===== Dataset rows

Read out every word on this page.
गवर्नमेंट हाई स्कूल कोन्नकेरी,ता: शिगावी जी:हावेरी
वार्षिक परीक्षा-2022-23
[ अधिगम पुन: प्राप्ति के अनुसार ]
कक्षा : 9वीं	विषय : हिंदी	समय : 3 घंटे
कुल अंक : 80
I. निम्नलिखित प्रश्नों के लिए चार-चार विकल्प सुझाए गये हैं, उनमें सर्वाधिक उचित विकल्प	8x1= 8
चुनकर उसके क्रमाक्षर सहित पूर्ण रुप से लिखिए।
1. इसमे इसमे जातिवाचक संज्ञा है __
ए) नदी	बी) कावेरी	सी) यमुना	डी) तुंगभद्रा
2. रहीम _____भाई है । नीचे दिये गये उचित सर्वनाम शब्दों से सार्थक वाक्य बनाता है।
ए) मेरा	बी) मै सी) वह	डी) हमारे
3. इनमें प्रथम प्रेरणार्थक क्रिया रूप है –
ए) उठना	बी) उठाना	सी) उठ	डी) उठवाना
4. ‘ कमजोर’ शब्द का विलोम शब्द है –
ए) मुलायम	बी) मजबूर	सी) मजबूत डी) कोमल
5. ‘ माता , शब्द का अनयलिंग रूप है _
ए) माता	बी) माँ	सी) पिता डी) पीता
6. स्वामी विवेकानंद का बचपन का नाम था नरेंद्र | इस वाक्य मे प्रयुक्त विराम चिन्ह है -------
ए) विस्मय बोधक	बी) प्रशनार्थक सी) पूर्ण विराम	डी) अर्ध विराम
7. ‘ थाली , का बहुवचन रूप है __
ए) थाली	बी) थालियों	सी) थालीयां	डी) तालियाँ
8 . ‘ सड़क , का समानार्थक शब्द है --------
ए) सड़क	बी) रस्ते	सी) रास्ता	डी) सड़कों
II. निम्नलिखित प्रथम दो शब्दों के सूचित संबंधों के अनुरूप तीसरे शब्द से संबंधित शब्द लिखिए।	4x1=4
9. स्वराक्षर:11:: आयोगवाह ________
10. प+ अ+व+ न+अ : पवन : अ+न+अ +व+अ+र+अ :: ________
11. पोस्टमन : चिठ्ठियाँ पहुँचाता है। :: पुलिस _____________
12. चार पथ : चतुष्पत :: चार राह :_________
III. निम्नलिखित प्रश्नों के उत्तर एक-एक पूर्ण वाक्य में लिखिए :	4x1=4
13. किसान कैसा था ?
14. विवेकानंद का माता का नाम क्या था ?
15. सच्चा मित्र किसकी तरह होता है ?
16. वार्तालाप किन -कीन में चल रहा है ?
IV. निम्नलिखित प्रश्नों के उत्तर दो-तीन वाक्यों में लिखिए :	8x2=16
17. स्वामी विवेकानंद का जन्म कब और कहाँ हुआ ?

==========

Written exercise: Exactly reproduce every line of the records.

Reply:
Read out every word on this page.
गवर्नमेंट हाई स्कूल कोन्नकेरी,ता: शिगावी जी:हावेरी
वार्षिक परीक्षा-2022-23
[ अधिगम पुन: प्राप्ति के अनुसार ]
कक्षा : 9वीं	विषय : हिंदी	समय : 3 घंटे
कुल अंक : 80
I. निम्नलिखित प्रश्नों के लिए चार-चार विकल्प सुझाए गये हैं, उनमें सर्वाधिक उचित विकल्प	8x1= 8
चुनकर उसके क्रमाक्षर सहित पूर्ण रुप से लिखिए।
1. इसमे इसमे जातिवाचक संज्ञा है __
ए) नदी	बी) कावेरी	सी) यमुना	डी) तुंगभद्रा
2. रहीम _____भाई है । नीचे दिये गये उचित सर्वनाम शब्दों से सार्थक वाक्य बनाता है।
ए) मेरा	बी) मै सी) वह	डी) हमारे
3. इनमें प्रथम प्रेरणार्थक क्रिया रूप है –
ए) उठना	बी) उठाना	सी) उठ	डी) उठवाना
4. ‘ कमजोर’ शब्द का विलोम शब्द है –
ए) मुलायम	बी) मजबूर	सी) मजबूत डी) कोमल
5. ‘ माता , शब्द का अनयलिंग रूप है _
ए) माता	बी) माँ	सी) पिता डी) पीता
6. स्वामी विवेकानंद का बचपन का नाम था नरेंद्र | इस वाक्य मे प्रयुक्त विराम चिन्ह है -------
ए) विस्मय बोधक	बी) प्रशनार्थक सी) पूर्ण विराम	डी) अर्ध विराम
7. ‘ थाली , का बहुवचन रूप है __
ए) थाली	बी) थालियों	सी) थालीयां	डी) तालियाँ
8 . ‘ सड़क , का समानार्थक शब्द है --------
ए) सड़क	बी) रस्ते	सी) रास्ता	डी) सड़कों
II. निम्नलिखित प्रथम दो शब्दों के सूचित संबंधों के अनुरूप तीसरे शब्द से संबंधित शब्द लिखिए।	4x1=4
9. स्वराक्षर:11:: आयोगवाह ________
10. प+ अ+व+ न+अ : पवन : अ+न+अ +व+अ+र+अ :: ________
11. पोस्टमन : चिठ्ठियाँ पहुँचाता है। :: पुलिस _____________
12. चार पथ : चतुष्पत :: चार राह :_________
III. निम्नलिखित प्रश्नों के उत्तर एक-एक पूर्ण वाक्य में लिखिए :	4x1=4
13. किसान कैसा था ?
14. विवेकानंद का माता का नाम क्या था ?
15. सच्चा मित्र किसकी तरह होता है ?
16. वार्तालाप किन -कीन में चल रहा है ?
IV. निम्नलिखित प्रश्नों के उत्तर दो-तीन वाक्यों में लिखिए :	8x2=16
17. स्वामी विवेकानंद का जन्म कब और कहाँ हुआ ?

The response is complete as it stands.